**Problem statement**
Write the entries out again exactly as they stand, but without the pictures.

**Input**

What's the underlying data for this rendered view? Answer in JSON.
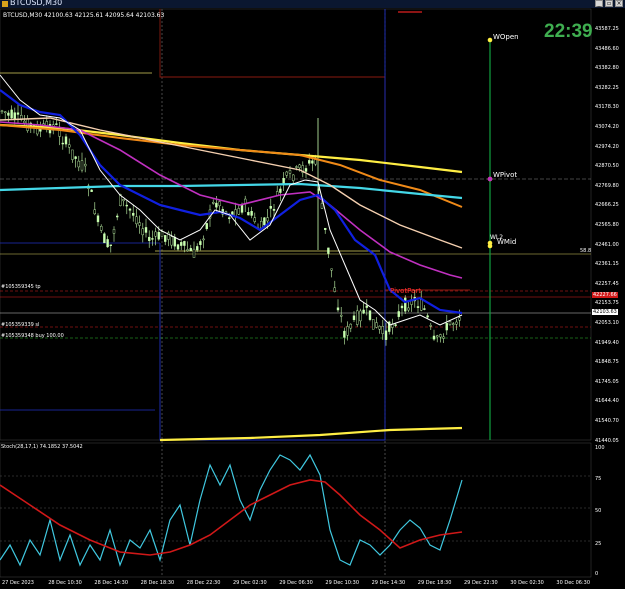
{
  "window": {
    "title": "BTCUSD,M30"
  },
  "main": {
    "ohlc": "BTCUSD,M30  42100.63 42125.61 42095.64 42103.63",
    "clock": "22:39",
    "levels": {
      "wopen": "WOpen",
      "wpivot": "WPivot",
      "wmid": "WMid",
      "wx": "WL2"
    },
    "right_small": "58.8",
    "pivot_part": "PivotPart",
    "orders": {
      "tp": "#105359345 tp",
      "sl": "#105359339 sl",
      "buy": "#105359348 buy 100.00"
    },
    "price_axis": [
      "43587.25",
      "43486.60",
      "43382.80",
      "43282.25",
      "43178.30",
      "43074.20",
      "42974.20",
      "42870.50",
      "42769.80",
      "42666.25",
      "42565.80",
      "42461.00",
      "42361.15",
      "42257.45",
      "42153.75",
      "42053.10",
      "41949.40",
      "41848.75",
      "41745.05",
      "41644.40",
      "41540.70",
      "41440.05"
    ],
    "price_tag_red": "42227.66",
    "price_tag_cur": "42103.63"
  },
  "oscillator": {
    "label": "Stoch(28,17,1) 74.1852 37.5042",
    "axis": [
      "100",
      "75",
      "50",
      "25",
      "0"
    ]
  },
  "time_axis": [
    "27 Dec 2023",
    "28 Dec 10:30",
    "28 Dec 14:30",
    "28 Dec 18:30",
    "28 Dec 22:30",
    "29 Dec 02:30",
    "29 Dec 06:30",
    "29 Dec 10:30",
    "29 Dec 14:30",
    "29 Dec 18:30",
    "29 Dec 22:30",
    "30 Dec 02:30",
    "30 Dec 06:30"
  ],
  "colors": {
    "bg": "#000000",
    "candle": "#c8ffb0",
    "yellow": "#ffee44",
    "orange": "#f08a18",
    "cyan": "#44d8e8",
    "blue": "#1020e0",
    "magenta": "#c030c0",
    "peach": "#f5d0b0",
    "white": "#ffffff",
    "green_v": "#10a040",
    "red": "#e02020",
    "stoch_main": "#40c8e0",
    "stoch_signal": "#d01818",
    "clock": "#3fae50"
  }
}
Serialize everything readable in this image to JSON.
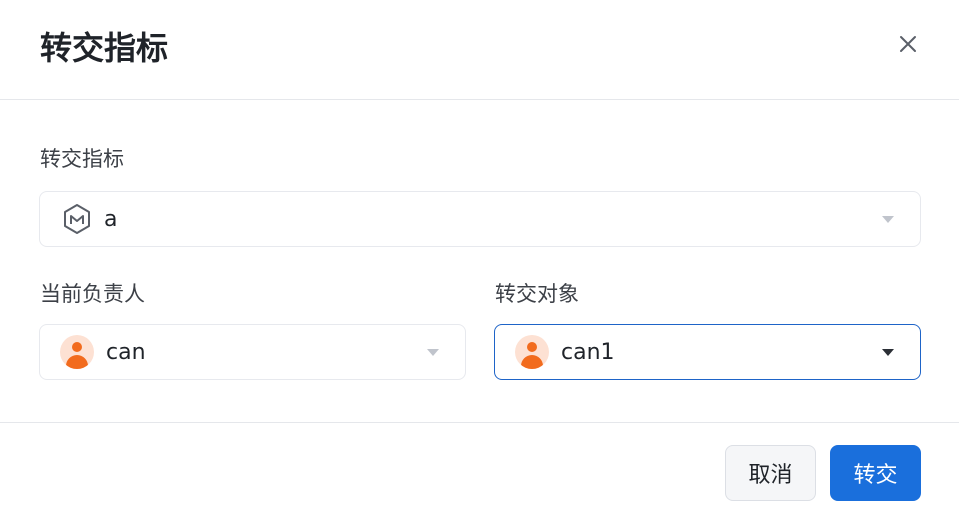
{
  "dialog": {
    "title": "转交指标",
    "close_icon": "close-icon"
  },
  "form": {
    "metric": {
      "label": "转交指标",
      "value": "a",
      "icon": "metric-hex-icon"
    },
    "current_owner": {
      "label": "当前负责人",
      "value": "can",
      "icon": "user-avatar-icon"
    },
    "transfer_target": {
      "label": "转交对象",
      "value": "can1",
      "icon": "user-avatar-icon"
    }
  },
  "footer": {
    "cancel_label": "取消",
    "confirm_label": "转交"
  },
  "colors": {
    "primary": "#1a6fdc",
    "avatar_bg": "#fde1d3",
    "avatar_fg": "#f26b1d",
    "active_border": "#1e64c8"
  }
}
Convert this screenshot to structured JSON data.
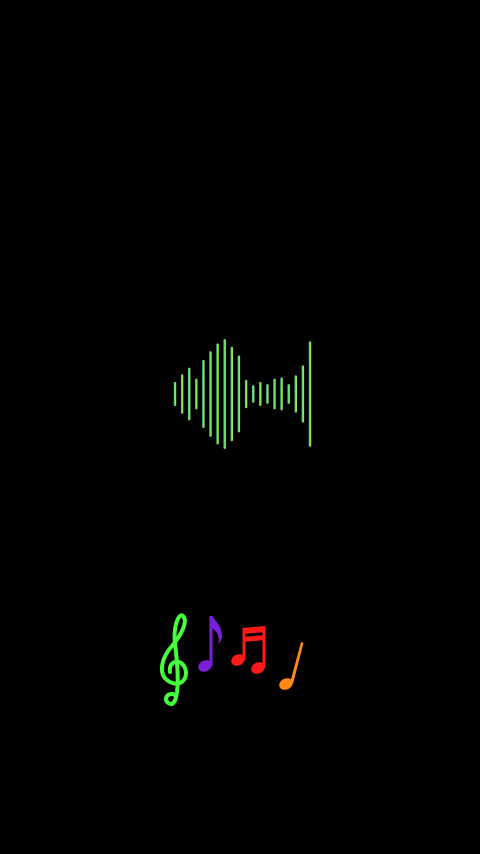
{
  "screen": {
    "background": "#000000"
  },
  "waveform": {
    "icon": "audio-waveform-icon",
    "gradient": [
      "#3fd6a0",
      "#6ee05a",
      "#c9e63a"
    ],
    "bar_levels": [
      0.22,
      0.36,
      0.48,
      0.28,
      0.62,
      0.78,
      0.92,
      1.0,
      0.86,
      0.7,
      0.26,
      0.16,
      0.22,
      0.18,
      0.28,
      0.3,
      0.18,
      0.34,
      0.52,
      0.96
    ]
  },
  "music_notes": [
    {
      "icon": "treble-clef-icon",
      "color": "#44ff3a"
    },
    {
      "icon": "eighth-note-icon",
      "color": "#7a1fd8"
    },
    {
      "icon": "beamed-sixteenth-notes-icon",
      "color": "#ff1a1a"
    },
    {
      "icon": "quarter-note-icon",
      "color": "#ff8a1a"
    }
  ]
}
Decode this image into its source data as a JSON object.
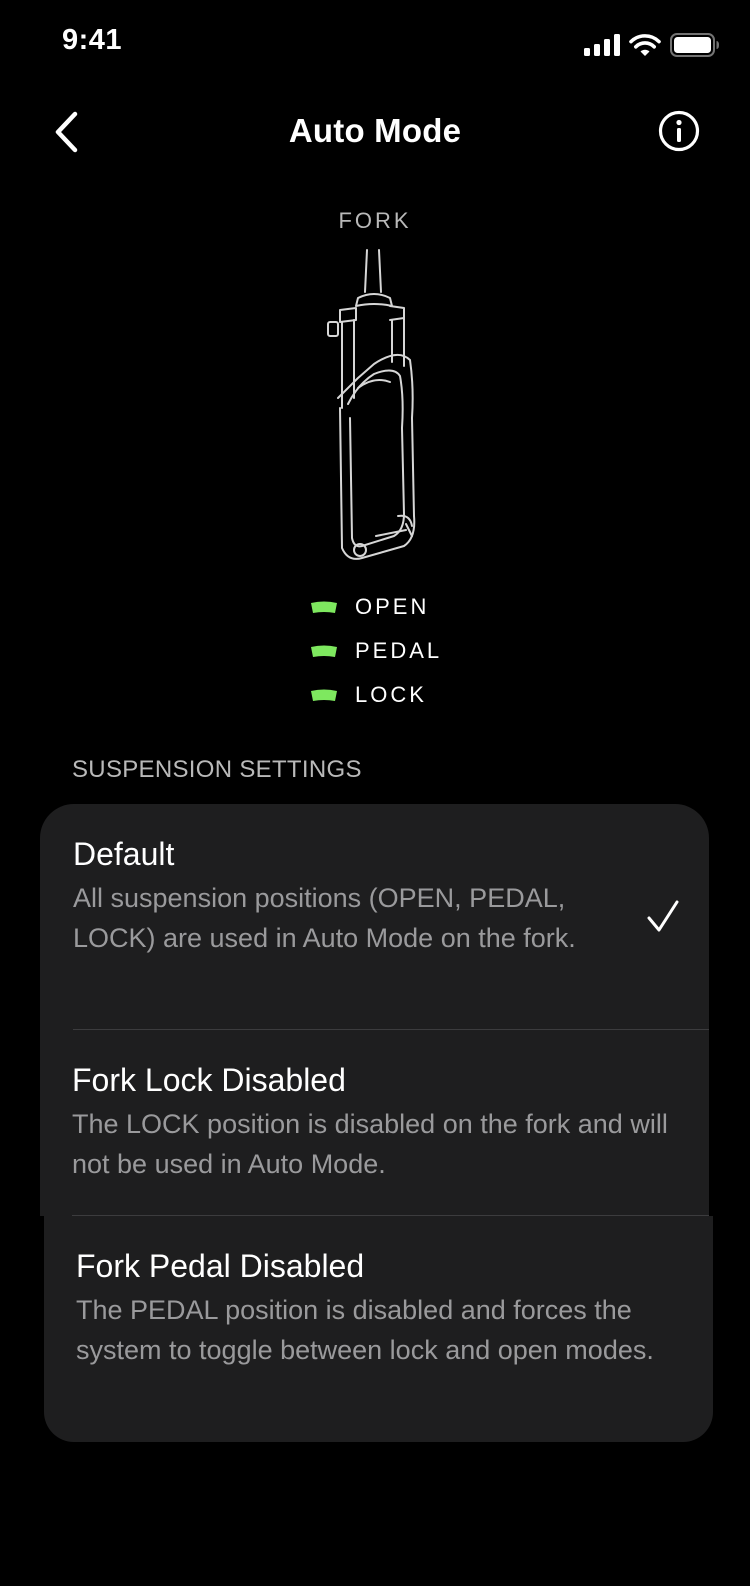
{
  "status_bar": {
    "time": "9:41"
  },
  "nav": {
    "title": "Auto Mode",
    "back_icon": "chevron-left-icon",
    "info_icon": "info-circle-icon"
  },
  "fork": {
    "label": "FORK"
  },
  "legend": {
    "accent_color": "#7ee85f",
    "items": [
      {
        "label": "OPEN"
      },
      {
        "label": "PEDAL"
      },
      {
        "label": "LOCK"
      }
    ]
  },
  "suspension_settings": {
    "header": "SUSPENSION SETTINGS",
    "selected": "Default",
    "options": [
      {
        "title": "Default",
        "description": "All suspension positions (OPEN, PEDAL, LOCK) are used in Auto Mode on the fork."
      },
      {
        "title": "Fork Lock Disabled",
        "description": "The LOCK position is disabled on the fork and will not be used in Auto Mode."
      },
      {
        "title": "Fork Pedal Disabled",
        "description": "The PEDAL position is disabled and forces the system to toggle between lock and open modes."
      }
    ]
  },
  "colors": {
    "background": "#000000",
    "card": "#1e1e1f",
    "secondary_text": "#9a9a9c",
    "accent": "#7ee85f"
  }
}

**Solution to this exercise**
What's the underlying data for this rendered view? Answer in JSON.
{
  "window": {
    "title": "BTCUSD,M30"
  },
  "main": {
    "ohlc": "BTCUSD,M30  42100.63 42125.61 42095.64 42103.63",
    "clock": "22:39",
    "levels": {
      "wopen": "WOpen",
      "wpivot": "WPivot",
      "wmid": "WMid",
      "wx": "WL2"
    },
    "right_small": "58.8",
    "pivot_part": "PivotPart",
    "orders": {
      "tp": "#105359345 tp",
      "sl": "#105359339 sl",
      "buy": "#105359348 buy 100.00"
    },
    "price_axis": [
      "43587.25",
      "43486.60",
      "43382.80",
      "43282.25",
      "43178.30",
      "43074.20",
      "42974.20",
      "42870.50",
      "42769.80",
      "42666.25",
      "42565.80",
      "42461.00",
      "42361.15",
      "42257.45",
      "42153.75",
      "42053.10",
      "41949.40",
      "41848.75",
      "41745.05",
      "41644.40",
      "41540.70",
      "41440.05"
    ],
    "price_tag_red": "42227.66",
    "price_tag_cur": "42103.63"
  },
  "oscillator": {
    "label": "Stoch(28,17,1) 74.1852 37.5042",
    "axis": [
      "100",
      "75",
      "50",
      "25",
      "0"
    ]
  },
  "time_axis": [
    "27 Dec 2023",
    "28 Dec 10:30",
    "28 Dec 14:30",
    "28 Dec 18:30",
    "28 Dec 22:30",
    "29 Dec 02:30",
    "29 Dec 06:30",
    "29 Dec 10:30",
    "29 Dec 14:30",
    "29 Dec 18:30",
    "29 Dec 22:30",
    "30 Dec 02:30",
    "30 Dec 06:30"
  ],
  "colors": {
    "bg": "#000000",
    "candle": "#c8ffb0",
    "yellow": "#ffee44",
    "orange": "#f08a18",
    "cyan": "#44d8e8",
    "blue": "#1020e0",
    "magenta": "#c030c0",
    "peach": "#f5d0b0",
    "white": "#ffffff",
    "green_v": "#10a040",
    "red": "#e02020",
    "stoch_main": "#40c8e0",
    "stoch_signal": "#d01818",
    "clock": "#3fae50"
  }
}
Serialize everything readable in this image to JSON.
{
  "dialog": {
    "title": "转交指标",
    "close_icon": "close-icon"
  },
  "form": {
    "metric": {
      "label": "转交指标",
      "value": "a",
      "icon": "metric-hex-icon"
    },
    "current_owner": {
      "label": "当前负责人",
      "value": "can",
      "icon": "user-avatar-icon"
    },
    "transfer_target": {
      "label": "转交对象",
      "value": "can1",
      "icon": "user-avatar-icon"
    }
  },
  "footer": {
    "cancel_label": "取消",
    "confirm_label": "转交"
  },
  "colors": {
    "primary": "#1a6fdc",
    "avatar_bg": "#fde1d3",
    "avatar_fg": "#f26b1d",
    "active_border": "#1e64c8"
  }
}
Convert this screenshot to structured JSON data.
{
  "screen": {
    "background": "#000000"
  },
  "waveform": {
    "icon": "audio-waveform-icon",
    "gradient": [
      "#3fd6a0",
      "#6ee05a",
      "#c9e63a"
    ],
    "bar_levels": [
      0.22,
      0.36,
      0.48,
      0.28,
      0.62,
      0.78,
      0.92,
      1.0,
      0.86,
      0.7,
      0.26,
      0.16,
      0.22,
      0.18,
      0.28,
      0.3,
      0.18,
      0.34,
      0.52,
      0.96
    ]
  },
  "music_notes": [
    {
      "icon": "treble-clef-icon",
      "color": "#44ff3a"
    },
    {
      "icon": "eighth-note-icon",
      "color": "#7a1fd8"
    },
    {
      "icon": "beamed-sixteenth-notes-icon",
      "color": "#ff1a1a"
    },
    {
      "icon": "quarter-note-icon",
      "color": "#ff8a1a"
    }
  ]
}
Decode this image into its source data as a JSON object.
{
  "status_bar": {
    "time": "9:41"
  },
  "nav": {
    "title": "Auto Mode",
    "back_icon": "chevron-left-icon",
    "info_icon": "info-circle-icon"
  },
  "fork": {
    "label": "FORK"
  },
  "legend": {
    "accent_color": "#7ee85f",
    "items": [
      {
        "label": "OPEN"
      },
      {
        "label": "PEDAL"
      },
      {
        "label": "LOCK"
      }
    ]
  },
  "suspension_settings": {
    "header": "SUSPENSION SETTINGS",
    "selected": "Default",
    "options": [
      {
        "title": "Default",
        "description": "All suspension positions (OPEN, PEDAL, LOCK) are used in Auto Mode on the fork."
      },
      {
        "title": "Fork Lock Disabled",
        "description": "The LOCK position is disabled on the fork and will not be used in Auto Mode."
      },
      {
        "title": "Fork Pedal Disabled",
        "description": "The PEDAL position is disabled and forces the system to toggle between lock and open modes."
      }
    ]
  },
  "colors": {
    "background": "#000000",
    "card": "#1e1e1f",
    "secondary_text": "#9a9a9c",
    "accent": "#7ee85f"
  }
}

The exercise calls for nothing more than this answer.